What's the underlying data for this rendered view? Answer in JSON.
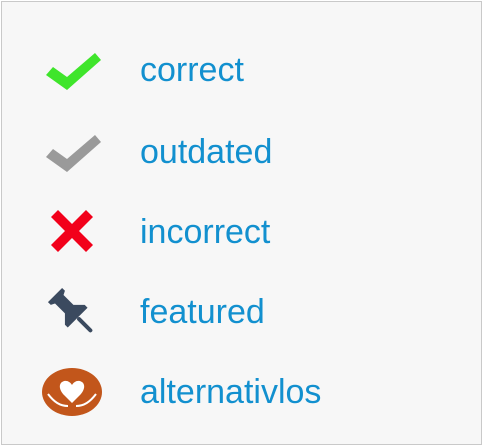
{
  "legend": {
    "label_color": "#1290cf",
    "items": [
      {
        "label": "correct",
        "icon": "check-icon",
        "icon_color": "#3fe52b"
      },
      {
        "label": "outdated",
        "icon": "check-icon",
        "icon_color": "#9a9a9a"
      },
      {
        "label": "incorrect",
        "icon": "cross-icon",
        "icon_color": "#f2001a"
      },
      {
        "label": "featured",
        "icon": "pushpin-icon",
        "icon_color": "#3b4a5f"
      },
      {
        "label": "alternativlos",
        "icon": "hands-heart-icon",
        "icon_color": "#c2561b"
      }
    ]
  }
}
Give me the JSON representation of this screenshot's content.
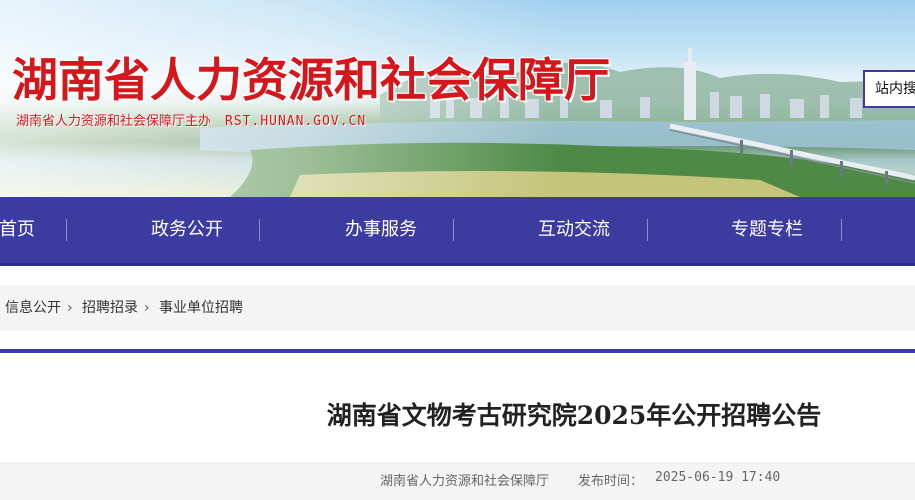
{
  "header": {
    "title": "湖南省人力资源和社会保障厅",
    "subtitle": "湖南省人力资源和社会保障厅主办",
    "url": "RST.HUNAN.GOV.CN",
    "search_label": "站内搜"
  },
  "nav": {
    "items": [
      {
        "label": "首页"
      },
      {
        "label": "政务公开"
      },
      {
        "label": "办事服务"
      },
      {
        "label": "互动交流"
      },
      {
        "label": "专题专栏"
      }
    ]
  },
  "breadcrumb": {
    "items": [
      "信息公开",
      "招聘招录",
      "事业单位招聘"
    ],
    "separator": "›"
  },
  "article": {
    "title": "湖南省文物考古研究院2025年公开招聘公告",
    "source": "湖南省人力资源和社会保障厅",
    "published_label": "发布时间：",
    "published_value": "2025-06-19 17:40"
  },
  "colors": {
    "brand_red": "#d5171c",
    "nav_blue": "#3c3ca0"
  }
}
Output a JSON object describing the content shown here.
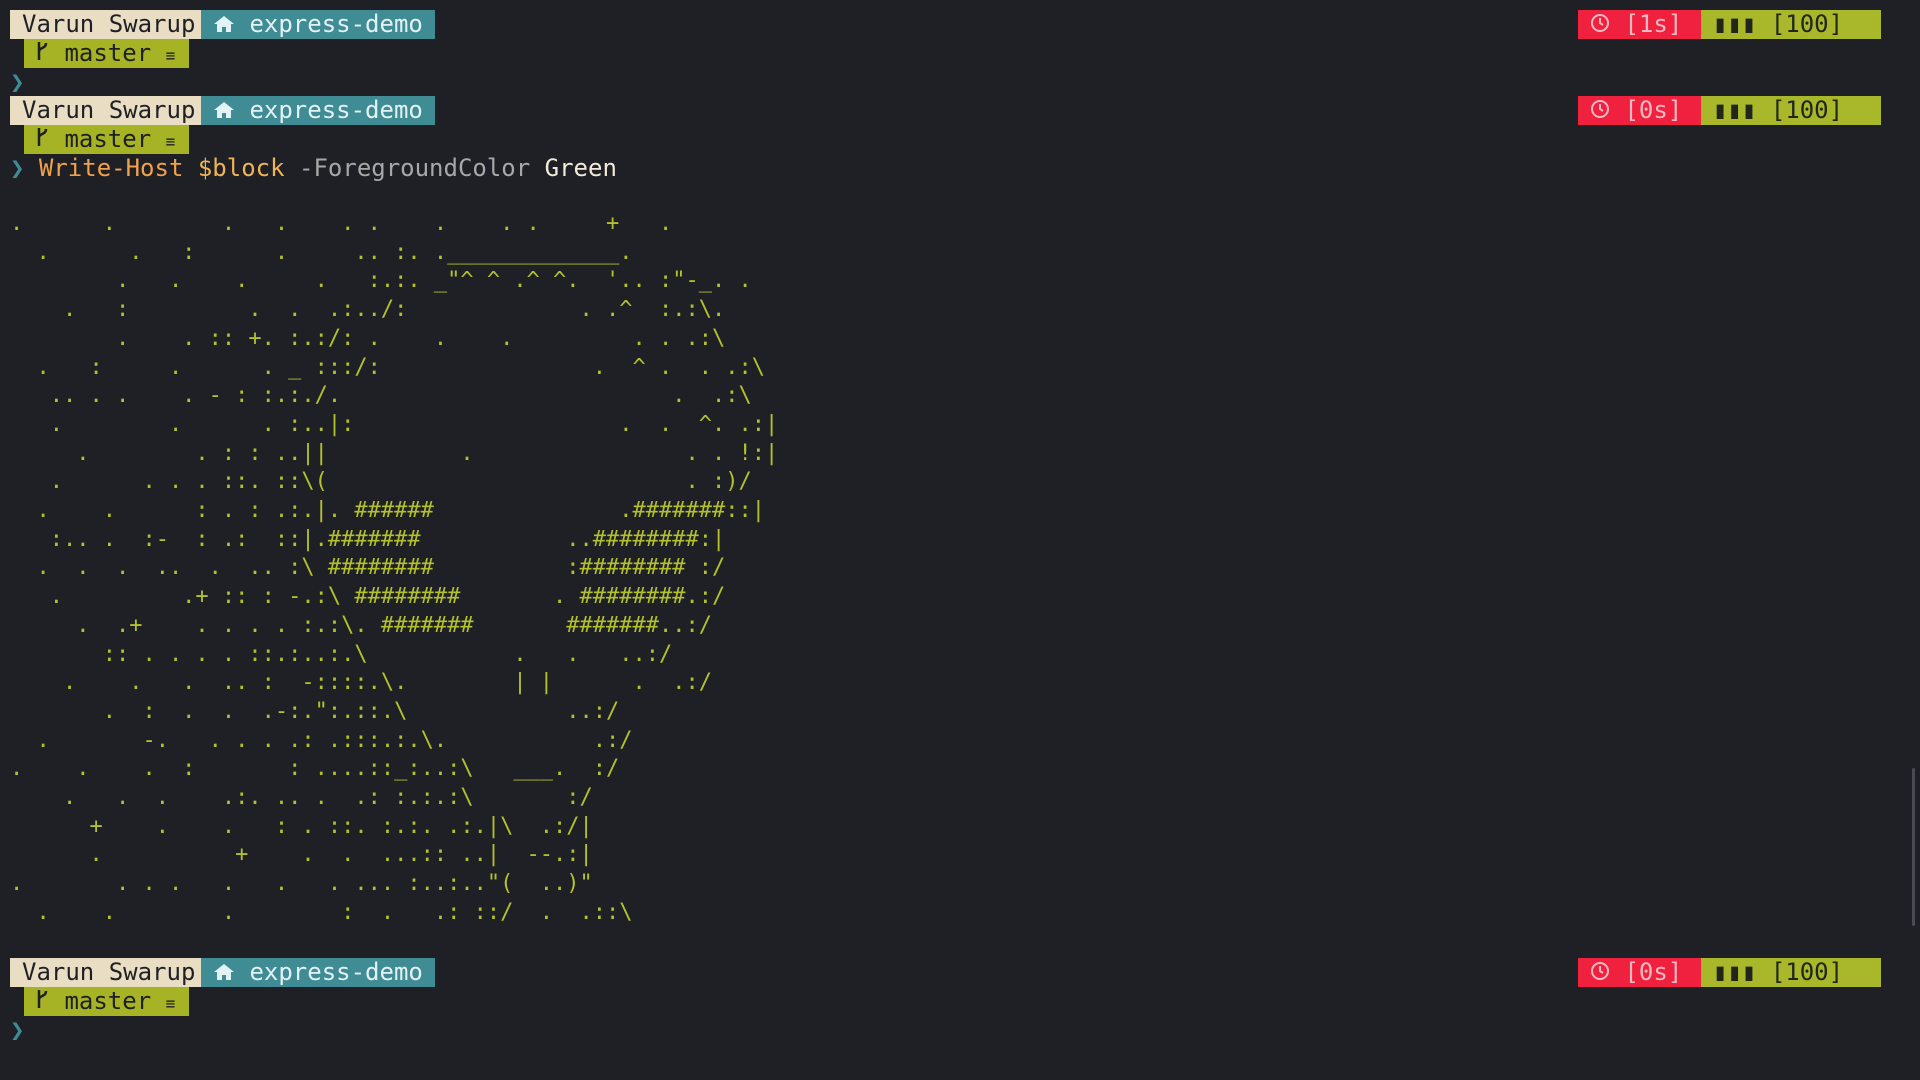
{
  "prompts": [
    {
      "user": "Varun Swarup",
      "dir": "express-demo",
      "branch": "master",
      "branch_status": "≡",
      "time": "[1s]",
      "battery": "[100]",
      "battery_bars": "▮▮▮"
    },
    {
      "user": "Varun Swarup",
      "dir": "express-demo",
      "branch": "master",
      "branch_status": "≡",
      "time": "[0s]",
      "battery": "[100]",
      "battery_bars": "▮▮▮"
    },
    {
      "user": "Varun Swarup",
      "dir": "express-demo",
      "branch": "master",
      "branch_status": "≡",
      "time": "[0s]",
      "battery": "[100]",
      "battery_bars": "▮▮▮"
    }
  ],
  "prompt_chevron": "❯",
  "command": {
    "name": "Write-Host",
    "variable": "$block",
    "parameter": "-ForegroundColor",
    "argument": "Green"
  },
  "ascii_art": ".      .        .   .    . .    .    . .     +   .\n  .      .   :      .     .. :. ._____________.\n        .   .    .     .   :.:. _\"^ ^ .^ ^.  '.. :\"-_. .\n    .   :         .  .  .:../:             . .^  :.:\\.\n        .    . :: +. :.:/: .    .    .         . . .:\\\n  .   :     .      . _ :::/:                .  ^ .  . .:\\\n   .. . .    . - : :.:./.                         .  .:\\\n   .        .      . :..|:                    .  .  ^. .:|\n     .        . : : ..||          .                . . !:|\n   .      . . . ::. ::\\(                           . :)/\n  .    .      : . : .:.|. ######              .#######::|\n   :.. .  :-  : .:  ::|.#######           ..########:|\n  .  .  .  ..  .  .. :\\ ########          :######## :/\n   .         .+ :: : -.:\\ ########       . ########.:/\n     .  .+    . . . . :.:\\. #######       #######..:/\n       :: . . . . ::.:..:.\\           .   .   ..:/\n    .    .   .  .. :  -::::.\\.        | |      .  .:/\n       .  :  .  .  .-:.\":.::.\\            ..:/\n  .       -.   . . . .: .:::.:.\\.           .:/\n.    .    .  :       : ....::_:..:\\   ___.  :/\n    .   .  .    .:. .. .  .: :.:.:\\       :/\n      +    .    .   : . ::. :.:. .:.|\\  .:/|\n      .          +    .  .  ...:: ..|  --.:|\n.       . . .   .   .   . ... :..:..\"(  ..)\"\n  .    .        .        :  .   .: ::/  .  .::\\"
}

○ ○ ○

Which lines of the data above contain "this"? Copy each one.

_The solution_
What's the underlying data for this rendered view? Answer in JSON.
Give me the JSON representation of this screenshot's content.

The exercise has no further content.